EXERCISE
Give back every line of the material exactly. Skip the pictures.

DATA TO EXAMINE
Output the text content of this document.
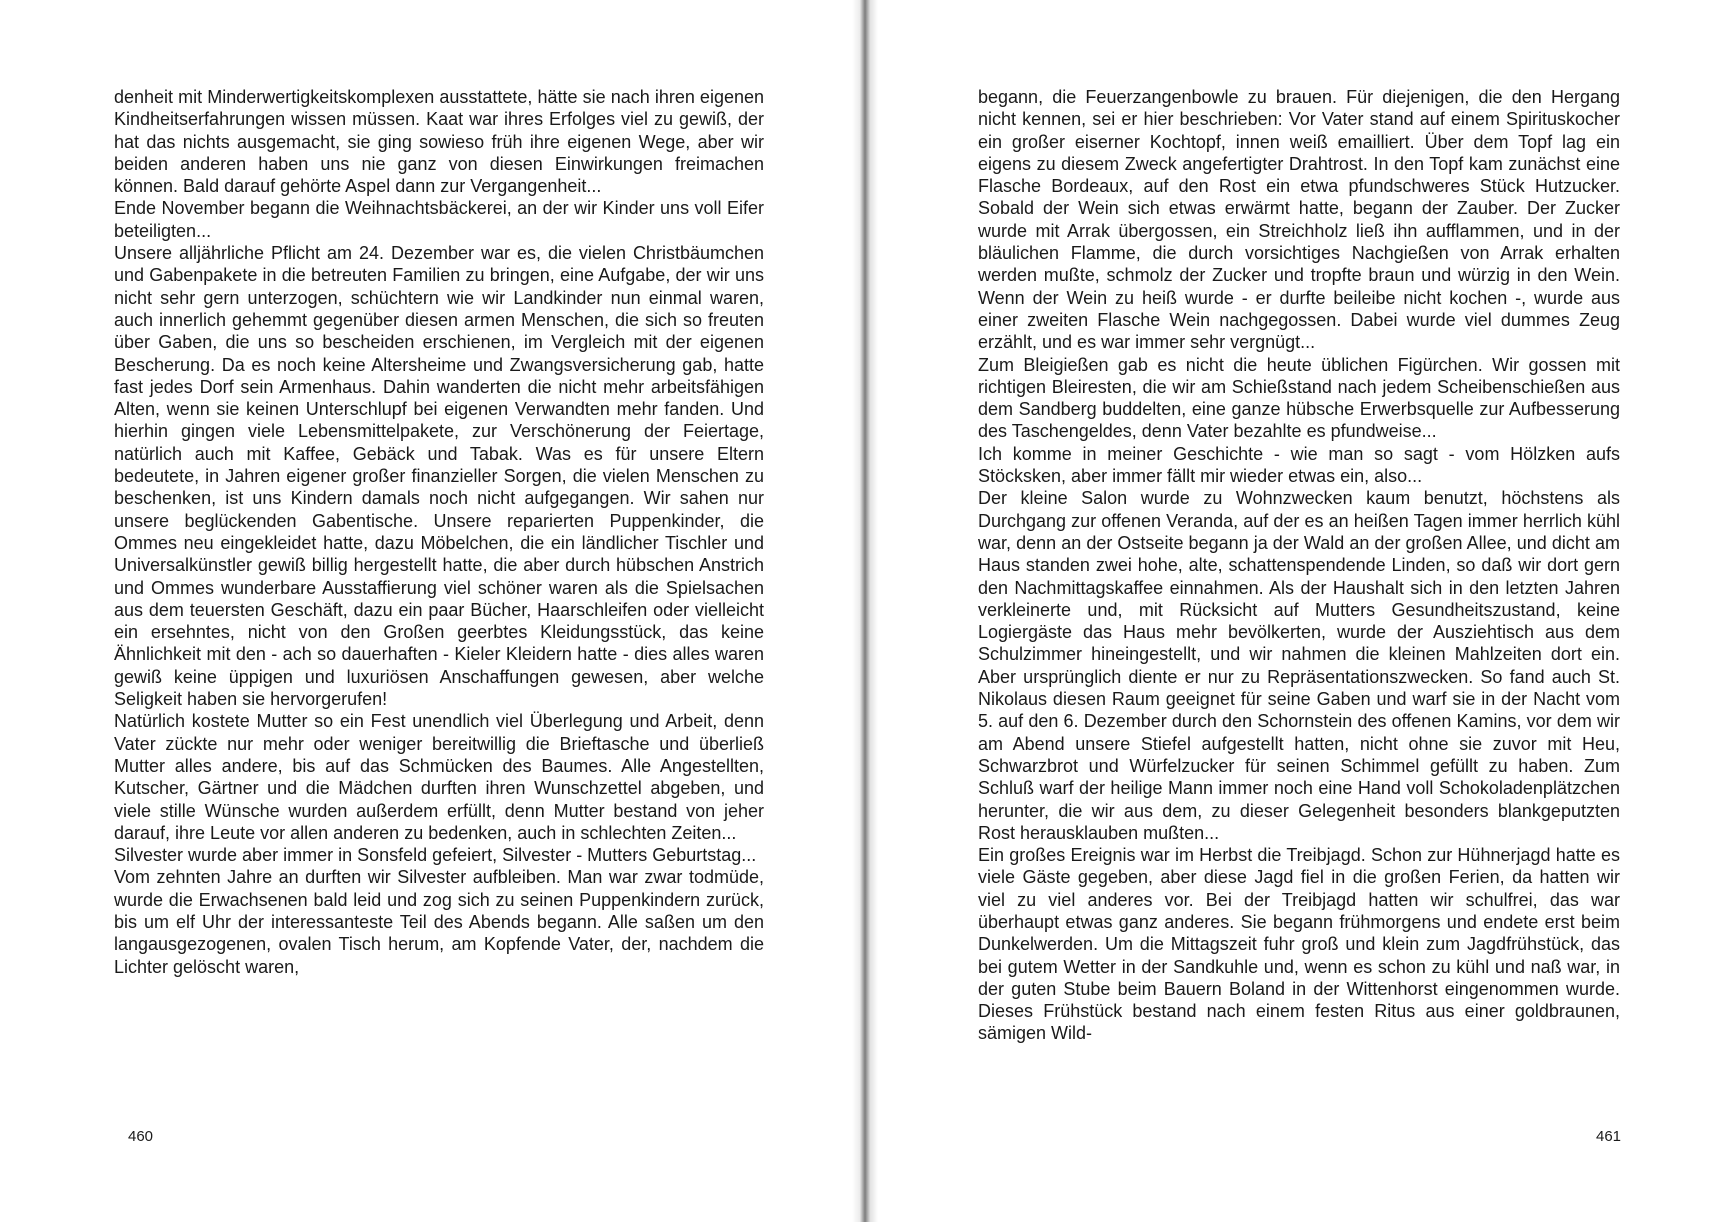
denheit mit Minderwertigkeitskomplexen ausstattete, hätte sie nach ihren eigenen Kindheitserfahrungen wissen müssen. Kaat war ihres Erfolges viel zu gewiß, der hat das nichts ausgemacht, sie ging sowieso früh ihre eigenen Wege, aber wir beiden anderen haben uns nie ganz von diesen Einwirkungen freimachen können. Bald darauf gehörte Aspel dann zur Vergangenheit...

Ende November begann die Weihnachtsbäckerei, an der wir Kinder uns voll Eifer beteiligten...

Unsere alljährliche Pflicht am 24. Dezember war es, die vielen Christbäumchen und Gabenpakete in die betreuten Familien zu bringen, eine Aufgabe, der wir uns nicht sehr gern unterzogen, schüchtern wie wir Landkinder nun einmal waren, auch innerlich gehemmt gegenüber diesen armen Menschen, die sich so freuten über Gaben, die uns so bescheiden erschienen, im Vergleich mit der eigenen Bescherung. Da es noch keine Altersheime und Zwangsversicherung gab, hatte fast jedes Dorf sein Armenhaus. Dahin wanderten die nicht mehr arbeitsfähigen Alten, wenn sie keinen Unterschlupf bei eigenen Verwandten mehr fanden. Und hierhin gingen viele Lebensmittelpakete, zur Verschönerung der Feiertage, natürlich auch mit Kaffee, Gebäck und Tabak. Was es für unsere Eltern bedeutete, in Jahren eigener großer finanzieller Sorgen, die vielen Menschen zu beschenken, ist uns Kindern damals noch nicht aufgegangen. Wir sahen nur unsere beglückenden Gabentische. Unsere reparierten Puppenkinder, die Ommes neu eingekleidet hatte, dazu Möbelchen, die ein ländlicher Tischler und Universalkünstler gewiß billig hergestellt hatte, die aber durch hübschen Anstrich und Ommes wunderbare Ausstaffierung viel schöner waren als die Spielsachen aus dem teuersten Geschäft, dazu ein paar Bücher, Haarschleifen oder vielleicht ein ersehntes, nicht von den Großen geerbtes Kleidungsstück, das keine Ähnlichkeit mit den - ach so dauerhaften - Kieler Kleidern hatte - dies alles waren gewiß keine üppigen und luxuriösen Anschaffungen gewesen, aber welche Seligkeit haben sie hervorgerufen!

Natürlich kostete Mutter so ein Fest unendlich viel Überlegung und Arbeit, denn Vater zückte nur mehr oder weniger bereitwillig die Brieftasche und überließ Mutter alles andere, bis auf das Schmücken des Baumes. Alle Angestellten, Kutscher, Gärtner und die Mädchen durften ihren Wunschzettel abgeben, und viele stille Wünsche wurden außerdem erfüllt, denn Mutter bestand von jeher darauf, ihre Leute vor allen anderen zu bedenken, auch in schlechten Zeiten...

Silvester wurde aber immer in Sonsfeld gefeiert, Silvester - Mutters Geburtstag...

Vom zehnten Jahre an durften wir Silvester aufbleiben. Man war zwar todmüde, wurde die Erwachsenen bald leid und zog sich zu seinen Puppenkindern zurück, bis um elf Uhr der interessanteste Teil des Abends begann. Alle saßen um den langausgezogenen, ovalen Tisch herum, am Kopfende Vater, der, nachdem die Lichter gelöscht waren,

begann, die Feuerzangenbowle zu brauen. Für diejenigen, die den Hergang nicht kennen, sei er hier beschrieben: Vor Vater stand auf einem Spirituskocher ein großer eiserner Kochtopf, innen weiß emailliert. Über dem Topf lag ein eigens zu diesem Zweck angefertigter Drahtrost. In den Topf kam zunächst eine Flasche Bordeaux, auf den Rost ein etwa pfundschweres Stück Hutzucker. Sobald der Wein sich etwas erwärmt hatte, begann der Zauber. Der Zucker wurde mit Arrak übergossen, ein Streichholz ließ ihn aufflammen, und in der bläulichen Flamme, die durch vorsichtiges Nachgießen von Arrak erhalten werden mußte, schmolz der Zucker und tropfte braun und würzig in den Wein. Wenn der Wein zu heiß wurde - er durfte beileibe nicht kochen -, wurde aus einer zweiten Flasche Wein nachgegossen. Dabei wurde viel dummes Zeug erzählt, und es war immer sehr vergnügt...

Zum Bleigießen gab es nicht die heute üblichen Figürchen. Wir gossen mit richtigen Bleiresten, die wir am Schießstand nach jedem Scheibenschießen aus dem Sandberg buddelten, eine ganze hübsche Erwerbsquelle zur Aufbesserung des Taschengeldes, denn Vater bezahlte es pfundweise...

Ich komme in meiner Geschichte - wie man so sagt - vom Hölzken aufs Stöcksken, aber immer fällt mir wieder etwas ein, also...

Der kleine Salon wurde zu Wohnzwecken kaum benutzt, höchstens als Durchgang zur offenen Veranda, auf der es an heißen Tagen immer herrlich kühl war, denn an der Ostseite begann ja der Wald an der großen Allee, und dicht am Haus standen zwei hohe, alte, schattenspendende Linden, so daß wir dort gern den Nachmittagskaffee einnahmen. Als der Haushalt sich in den letzten Jahren verkleinerte und, mit Rücksicht auf Mutters Gesundheitszustand, keine Logiergäste das Haus mehr bevölkerten, wurde der Ausziehtisch aus dem Schulzimmer hineingestellt, und wir nahmen die kleinen Mahlzeiten dort ein. Aber ursprünglich diente er nur zu Repräsentationszwecken. So fand auch St. Nikolaus diesen Raum geeignet für seine Gaben und warf sie in der Nacht vom 5. auf den 6. Dezember durch den Schornstein des offenen Kamins, vor dem wir am Abend unsere Stiefel aufgestellt hatten, nicht ohne sie zuvor mit Heu, Schwarzbrot und Würfelzucker für seinen Schimmel gefüllt zu haben. Zum Schluß warf der heilige Mann immer noch eine Hand voll Schokoladenplätzchen herunter, die wir aus dem, zu dieser Gelegenheit besonders blankgeputzten Rost herausklauben mußten...

Ein großes Ereignis war im Herbst die Treibjagd. Schon zur Hühnerjagd hatte es viele Gäste gegeben, aber diese Jagd fiel in die großen Ferien, da hatten wir viel zu viel anderes vor. Bei der Treibjagd hatten wir schulfrei, das war überhaupt etwas ganz anderes. Sie begann frühmorgens und endete erst beim Dunkelwerden. Um die Mittagszeit fuhr groß und klein zum Jagdfrühstück, das bei gutem Wetter in der Sandkuhle und, wenn es schon zu kühl und naß war, in der guten Stube beim Bauern Boland in der Wittenhorst eingenommen wurde. Dieses Frühstück bestand nach einem festen Ritus aus einer goldbraunen, sämigen Wild-

460	461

RESULT FOR THIS TASK
Output the text content of this document.
denheit mit Minderwertigkeitskomplexen ausstattete, hätte sie nach ihren eigenen Kindheitserfahrungen wissen müssen. Kaat war ihres Erfolges viel zu gewiß, der hat das nichts ausgemacht, sie ging sowieso früh ihre eigenen Wege, aber wir beiden anderen haben uns nie ganz von diesen Einwirkungen freimachen können. Bald darauf gehörte Aspel dann zur Vergangenheit...

Ende November begann die Weihnachtsbäckerei, an der wir Kinder uns voll Eifer beteiligten...

Unsere alljährliche Pflicht am 24. Dezember war es, die vielen Christbäumchen und Gabenpakete in die betreuten Familien zu bringen, eine Aufgabe, der wir uns nicht sehr gern unterzogen, schüchtern wie wir Landkinder nun einmal waren, auch innerlich gehemmt gegenüber diesen armen Menschen, die sich so freuten über Gaben, die uns so bescheiden erschienen, im Vergleich mit der eigenen Bescherung. Da es noch keine Altersheime und Zwangsversicherung gab, hatte fast jedes Dorf sein Armenhaus. Dahin wanderten die nicht mehr arbeitsfähigen Alten, wenn sie keinen Unterschlupf bei eigenen Verwandten mehr fanden. Und hierhin gingen viele Lebensmittelpakete, zur Verschönerung der Feiertage, natürlich auch mit Kaffee, Gebäck und Tabak. Was es für unsere Eltern bedeutete, in Jahren eigener großer finanzieller Sorgen, die vielen Menschen zu beschenken, ist uns Kindern damals noch nicht aufgegangen. Wir sahen nur unsere beglückenden Gabentische. Unsere reparierten Puppenkinder, die Ommes neu eingekleidet hatte, dazu Möbelchen, die ein ländlicher Tischler und Universalkünstler gewiß billig hergestellt hatte, die aber durch hübschen Anstrich und Ommes wunderbare Ausstaffierung viel schöner waren als die Spielsachen aus dem teuersten Geschäft, dazu ein paar Bücher, Haarschleifen oder vielleicht ein ersehntes, nicht von den Großen geerbtes Kleidungsstück, das keine Ähnlichkeit mit den - ach so dauerhaften - Kieler Kleidern hatte - dies alles waren gewiß keine üppigen und luxuriösen Anschaffungen gewesen, aber welche Seligkeit haben sie hervorgerufen!

Natürlich kostete Mutter so ein Fest unendlich viel Überlegung und Arbeit, denn Vater zückte nur mehr oder weniger bereitwillig die Brieftasche und überließ Mutter alles andere, bis auf das Schmücken des Baumes. Alle Angestellten, Kutscher, Gärtner und die Mädchen durften ihren Wunschzettel abgeben, und viele stille Wünsche wurden außerdem erfüllt, denn Mutter bestand von jeher darauf, ihre Leute vor allen anderen zu bedenken, auch in schlechten Zeiten...

Silvester wurde aber immer in Sonsfeld gefeiert, Silvester - Mutters Geburtstag...

Vom zehnten Jahre an durften wir Silvester aufbleiben. Man war zwar todmüde, wurde die Erwachsenen bald leid und zog sich zu seinen Puppenkindern zurück, bis um elf Uhr der interessanteste Teil des Abends begann. Alle saßen um den langausgezogenen, ovalen Tisch herum, am Kopfende Vater, der, nachdem die Lichter gelöscht waren,

begann, die Feuerzangenbowle zu brauen. Für diejenigen, die den Hergang nicht kennen, sei er hier beschrieben: Vor Vater stand auf einem Spirituskocher ein großer eiserner Kochtopf, innen weiß emailliert. Über dem Topf lag ein eigens zu diesem Zweck angefertigter Drahtrost. In den Topf kam zunächst eine Flasche Bordeaux, auf den Rost ein etwa pfundschweres Stück Hutzucker. Sobald der Wein sich etwas erwärmt hatte, begann der Zauber. Der Zucker wurde mit Arrak übergossen, ein Streichholz ließ ihn aufflammen, und in der bläulichen Flamme, die durch vorsichtiges Nachgießen von Arrak erhalten werden mußte, schmolz der Zucker und tropfte braun und würzig in den Wein. Wenn der Wein zu heiß wurde - er durfte beileibe nicht kochen -, wurde aus einer zweiten Flasche Wein nachgegossen. Dabei wurde viel dummes Zeug erzählt, und es war immer sehr vergnügt...

Zum Bleigießen gab es nicht die heute üblichen Figürchen. Wir gossen mit richtigen Bleiresten, die wir am Schießstand nach jedem Scheibenschießen aus dem Sandberg buddelten, eine ganze hübsche Erwerbsquelle zur Aufbesserung des Taschengeldes, denn Vater bezahlte es pfundweise...

Ich komme in meiner Geschichte - wie man so sagt - vom Hölzken aufs Stöcksken, aber immer fällt mir wieder etwas ein, also...

Der kleine Salon wurde zu Wohnzwecken kaum benutzt, höchstens als Durchgang zur offenen Veranda, auf der es an heißen Tagen immer herrlich kühl war, denn an der Ostseite begann ja der Wald an der großen Allee, und dicht am Haus standen zwei hohe, alte, schattenspendende Linden, so daß wir dort gern den Nachmittagskaffee einnahmen. Als der Haushalt sich in den letzten Jahren verkleinerte und, mit Rücksicht auf Mutters Gesundheitszustand, keine Logiergäste das Haus mehr bevölkerten, wurde der Ausziehtisch aus dem Schulzimmer hineingestellt, und wir nahmen die kleinen Mahlzeiten dort ein. Aber ursprünglich diente er nur zu Repräsentationszwecken. So fand auch St. Nikolaus diesen Raum geeignet für seine Gaben und warf sie in der Nacht vom 5. auf den 6. Dezember durch den Schornstein des offenen Kamins, vor dem wir am Abend unsere Stiefel aufgestellt hatten, nicht ohne sie zuvor mit Heu, Schwarzbrot und Würfelzucker für seinen Schimmel gefüllt zu haben. Zum Schluß warf der heilige Mann immer noch eine Hand voll Schokoladenplätzchen herunter, die wir aus dem, zu dieser Gelegenheit besonders blankgeputzten Rost herausklauben mußten...

Ein großes Ereignis war im Herbst die Treibjagd. Schon zur Hühnerjagd hatte es viele Gäste gegeben, aber diese Jagd fiel in die großen Ferien, da hatten wir viel zu viel anderes vor. Bei der Treibjagd hatten wir schulfrei, das war überhaupt etwas ganz anderes. Sie begann frühmorgens und endete erst beim Dunkelwerden. Um die Mittagszeit fuhr groß und klein zum Jagdfrühstück, das bei gutem Wetter in der Sandkuhle und, wenn es schon zu kühl und naß war, in der guten Stube beim Bauern Boland in der Wittenhorst eingenommen wurde. Dieses Frühstück bestand nach einem festen Ritus aus einer goldbraunen, sämigen Wild-

460	461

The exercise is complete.